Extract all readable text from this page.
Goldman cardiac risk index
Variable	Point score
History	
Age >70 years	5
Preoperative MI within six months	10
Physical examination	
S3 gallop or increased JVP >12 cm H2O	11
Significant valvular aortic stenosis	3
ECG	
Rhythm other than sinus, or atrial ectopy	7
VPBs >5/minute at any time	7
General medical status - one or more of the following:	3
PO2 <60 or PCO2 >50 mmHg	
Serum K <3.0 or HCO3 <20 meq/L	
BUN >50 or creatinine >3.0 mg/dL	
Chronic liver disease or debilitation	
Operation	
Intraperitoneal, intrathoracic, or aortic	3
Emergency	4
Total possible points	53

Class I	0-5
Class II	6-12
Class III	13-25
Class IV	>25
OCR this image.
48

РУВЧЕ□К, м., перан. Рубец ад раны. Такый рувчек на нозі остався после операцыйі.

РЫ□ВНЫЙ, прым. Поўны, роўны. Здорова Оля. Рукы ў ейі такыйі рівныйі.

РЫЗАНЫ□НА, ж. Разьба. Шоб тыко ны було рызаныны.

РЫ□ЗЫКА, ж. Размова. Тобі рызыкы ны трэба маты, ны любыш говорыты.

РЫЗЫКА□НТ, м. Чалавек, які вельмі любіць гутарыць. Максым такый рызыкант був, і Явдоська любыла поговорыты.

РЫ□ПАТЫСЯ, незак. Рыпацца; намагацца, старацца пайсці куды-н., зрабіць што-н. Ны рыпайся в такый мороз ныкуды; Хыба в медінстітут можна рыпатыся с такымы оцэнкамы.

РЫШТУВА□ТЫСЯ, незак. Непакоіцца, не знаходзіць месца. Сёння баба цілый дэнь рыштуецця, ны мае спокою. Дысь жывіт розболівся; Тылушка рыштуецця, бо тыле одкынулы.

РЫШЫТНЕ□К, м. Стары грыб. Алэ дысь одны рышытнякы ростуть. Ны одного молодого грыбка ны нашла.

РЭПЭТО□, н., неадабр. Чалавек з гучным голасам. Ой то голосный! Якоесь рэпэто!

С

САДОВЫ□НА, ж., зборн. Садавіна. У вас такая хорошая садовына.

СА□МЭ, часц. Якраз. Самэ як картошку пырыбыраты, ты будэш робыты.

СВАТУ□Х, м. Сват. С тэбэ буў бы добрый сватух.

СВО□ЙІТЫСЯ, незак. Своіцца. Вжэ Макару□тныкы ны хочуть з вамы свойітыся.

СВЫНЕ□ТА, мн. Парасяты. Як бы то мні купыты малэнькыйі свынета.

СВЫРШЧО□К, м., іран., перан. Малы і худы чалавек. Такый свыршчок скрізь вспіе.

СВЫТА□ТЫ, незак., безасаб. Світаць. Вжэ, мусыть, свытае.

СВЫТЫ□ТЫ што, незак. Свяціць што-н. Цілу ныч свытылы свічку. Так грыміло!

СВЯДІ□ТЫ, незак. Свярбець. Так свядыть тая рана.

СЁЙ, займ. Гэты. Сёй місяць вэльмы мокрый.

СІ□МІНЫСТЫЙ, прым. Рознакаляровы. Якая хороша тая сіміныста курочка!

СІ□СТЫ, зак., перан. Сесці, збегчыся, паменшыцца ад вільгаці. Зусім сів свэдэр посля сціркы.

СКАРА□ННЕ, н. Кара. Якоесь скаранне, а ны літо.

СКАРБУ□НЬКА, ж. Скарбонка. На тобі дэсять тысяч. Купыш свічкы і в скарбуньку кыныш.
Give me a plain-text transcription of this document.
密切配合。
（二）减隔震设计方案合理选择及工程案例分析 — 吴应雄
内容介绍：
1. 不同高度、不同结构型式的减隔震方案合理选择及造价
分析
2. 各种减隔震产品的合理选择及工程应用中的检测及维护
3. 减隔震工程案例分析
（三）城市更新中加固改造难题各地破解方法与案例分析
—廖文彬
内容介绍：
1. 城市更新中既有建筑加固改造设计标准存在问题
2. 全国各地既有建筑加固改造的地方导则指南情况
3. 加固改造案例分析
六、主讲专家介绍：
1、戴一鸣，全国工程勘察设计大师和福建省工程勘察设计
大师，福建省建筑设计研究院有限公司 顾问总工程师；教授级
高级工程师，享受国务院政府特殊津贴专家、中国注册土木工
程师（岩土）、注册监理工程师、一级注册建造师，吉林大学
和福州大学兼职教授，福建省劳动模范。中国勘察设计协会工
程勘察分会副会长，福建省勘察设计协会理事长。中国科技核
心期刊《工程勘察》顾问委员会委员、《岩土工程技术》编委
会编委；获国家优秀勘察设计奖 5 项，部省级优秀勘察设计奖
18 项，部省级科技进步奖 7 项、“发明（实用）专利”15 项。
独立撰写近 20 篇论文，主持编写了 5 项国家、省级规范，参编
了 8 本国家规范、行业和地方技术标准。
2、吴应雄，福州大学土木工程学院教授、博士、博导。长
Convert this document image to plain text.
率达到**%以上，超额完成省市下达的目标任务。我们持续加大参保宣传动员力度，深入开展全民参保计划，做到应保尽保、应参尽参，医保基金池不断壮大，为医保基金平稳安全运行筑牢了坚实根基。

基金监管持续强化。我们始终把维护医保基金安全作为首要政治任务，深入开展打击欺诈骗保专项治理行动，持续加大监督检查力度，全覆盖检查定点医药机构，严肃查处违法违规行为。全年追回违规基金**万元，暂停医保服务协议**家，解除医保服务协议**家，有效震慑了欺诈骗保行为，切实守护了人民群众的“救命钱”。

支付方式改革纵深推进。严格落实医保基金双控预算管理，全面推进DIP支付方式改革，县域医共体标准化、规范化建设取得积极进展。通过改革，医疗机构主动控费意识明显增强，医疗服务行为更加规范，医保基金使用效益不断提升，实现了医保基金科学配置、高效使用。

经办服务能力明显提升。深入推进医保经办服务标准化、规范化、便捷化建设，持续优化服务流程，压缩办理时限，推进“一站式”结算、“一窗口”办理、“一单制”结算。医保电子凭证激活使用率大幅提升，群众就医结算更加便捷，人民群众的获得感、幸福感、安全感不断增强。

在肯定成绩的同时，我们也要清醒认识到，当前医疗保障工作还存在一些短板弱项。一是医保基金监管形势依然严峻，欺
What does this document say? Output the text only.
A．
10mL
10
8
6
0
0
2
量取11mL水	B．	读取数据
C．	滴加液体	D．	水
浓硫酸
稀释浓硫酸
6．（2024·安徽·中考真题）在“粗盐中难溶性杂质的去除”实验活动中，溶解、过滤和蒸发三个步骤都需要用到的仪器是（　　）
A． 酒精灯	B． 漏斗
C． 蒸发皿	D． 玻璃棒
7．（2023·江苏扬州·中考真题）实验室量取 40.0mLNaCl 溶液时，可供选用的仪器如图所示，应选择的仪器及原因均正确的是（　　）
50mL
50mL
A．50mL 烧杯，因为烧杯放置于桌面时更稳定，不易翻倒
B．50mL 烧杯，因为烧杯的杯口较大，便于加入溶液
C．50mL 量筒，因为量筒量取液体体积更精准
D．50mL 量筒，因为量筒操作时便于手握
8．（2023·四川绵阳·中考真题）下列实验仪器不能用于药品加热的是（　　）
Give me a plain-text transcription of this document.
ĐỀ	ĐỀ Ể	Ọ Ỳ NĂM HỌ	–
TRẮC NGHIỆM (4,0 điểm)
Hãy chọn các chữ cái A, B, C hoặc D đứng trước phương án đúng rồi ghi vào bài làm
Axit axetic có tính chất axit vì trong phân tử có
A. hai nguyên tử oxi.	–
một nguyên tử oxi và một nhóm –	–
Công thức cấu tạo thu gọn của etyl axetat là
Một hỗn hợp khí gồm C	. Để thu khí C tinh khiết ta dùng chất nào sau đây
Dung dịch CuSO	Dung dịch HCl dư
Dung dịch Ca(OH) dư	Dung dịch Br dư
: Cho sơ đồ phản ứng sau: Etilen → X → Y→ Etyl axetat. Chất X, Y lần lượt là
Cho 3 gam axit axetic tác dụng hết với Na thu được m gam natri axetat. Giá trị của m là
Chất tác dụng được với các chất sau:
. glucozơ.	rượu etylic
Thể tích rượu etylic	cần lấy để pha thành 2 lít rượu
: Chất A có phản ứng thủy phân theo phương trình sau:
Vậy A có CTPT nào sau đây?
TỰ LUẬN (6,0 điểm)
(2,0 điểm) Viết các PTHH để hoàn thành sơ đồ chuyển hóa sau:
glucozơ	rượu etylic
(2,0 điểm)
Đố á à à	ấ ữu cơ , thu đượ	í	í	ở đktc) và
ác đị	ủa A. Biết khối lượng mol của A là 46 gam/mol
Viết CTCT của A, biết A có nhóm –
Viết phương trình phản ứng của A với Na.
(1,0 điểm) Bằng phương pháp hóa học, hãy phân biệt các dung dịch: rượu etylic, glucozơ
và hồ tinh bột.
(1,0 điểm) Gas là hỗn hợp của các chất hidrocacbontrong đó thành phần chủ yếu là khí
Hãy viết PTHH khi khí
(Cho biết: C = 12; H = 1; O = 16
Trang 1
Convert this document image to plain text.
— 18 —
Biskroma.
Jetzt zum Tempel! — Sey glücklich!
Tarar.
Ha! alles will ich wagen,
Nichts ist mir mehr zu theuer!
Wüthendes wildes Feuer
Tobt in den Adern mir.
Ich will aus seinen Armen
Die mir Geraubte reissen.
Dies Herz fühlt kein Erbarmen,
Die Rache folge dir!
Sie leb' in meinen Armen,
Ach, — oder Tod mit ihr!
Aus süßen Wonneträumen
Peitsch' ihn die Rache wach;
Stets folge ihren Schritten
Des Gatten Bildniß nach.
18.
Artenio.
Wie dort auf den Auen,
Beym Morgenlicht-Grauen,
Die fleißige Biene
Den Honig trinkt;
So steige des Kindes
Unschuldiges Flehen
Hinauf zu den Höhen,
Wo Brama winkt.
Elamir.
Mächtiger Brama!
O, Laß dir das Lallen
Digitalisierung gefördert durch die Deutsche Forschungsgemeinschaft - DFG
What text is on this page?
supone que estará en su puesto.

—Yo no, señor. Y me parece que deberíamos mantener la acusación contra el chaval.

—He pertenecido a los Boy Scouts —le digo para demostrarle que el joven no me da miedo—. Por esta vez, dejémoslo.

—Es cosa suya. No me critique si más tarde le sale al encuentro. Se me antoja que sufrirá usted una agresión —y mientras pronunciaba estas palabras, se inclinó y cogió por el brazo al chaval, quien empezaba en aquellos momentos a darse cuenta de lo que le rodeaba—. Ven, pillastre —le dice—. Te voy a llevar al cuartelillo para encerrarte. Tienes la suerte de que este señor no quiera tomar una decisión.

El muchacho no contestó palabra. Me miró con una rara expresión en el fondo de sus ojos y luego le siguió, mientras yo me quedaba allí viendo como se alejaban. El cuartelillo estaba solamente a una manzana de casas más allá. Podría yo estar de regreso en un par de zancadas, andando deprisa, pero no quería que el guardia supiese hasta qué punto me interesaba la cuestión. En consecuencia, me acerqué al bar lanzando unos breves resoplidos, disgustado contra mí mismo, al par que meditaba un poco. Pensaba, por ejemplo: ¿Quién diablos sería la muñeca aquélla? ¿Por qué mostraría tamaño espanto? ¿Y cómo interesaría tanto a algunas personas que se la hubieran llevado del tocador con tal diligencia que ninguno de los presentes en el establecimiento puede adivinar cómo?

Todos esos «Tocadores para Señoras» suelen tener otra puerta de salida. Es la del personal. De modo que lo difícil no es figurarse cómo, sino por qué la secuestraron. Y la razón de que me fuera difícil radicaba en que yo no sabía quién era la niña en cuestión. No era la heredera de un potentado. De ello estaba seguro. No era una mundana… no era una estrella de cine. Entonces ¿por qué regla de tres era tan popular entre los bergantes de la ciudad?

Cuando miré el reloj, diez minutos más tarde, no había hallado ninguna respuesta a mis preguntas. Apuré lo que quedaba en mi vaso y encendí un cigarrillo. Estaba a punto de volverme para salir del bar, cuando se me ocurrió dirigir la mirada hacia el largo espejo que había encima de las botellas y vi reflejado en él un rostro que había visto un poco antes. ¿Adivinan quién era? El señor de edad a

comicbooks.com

- **Required task**
From the entries above, pull out each line that includes "axit".

- **Final answer**
Axit axetic có tính chất axit vì trong phân tử có
Cho 3 gam axit axetic tác dụng hết với Na thu được m gam natri axetat. Giá trị của m là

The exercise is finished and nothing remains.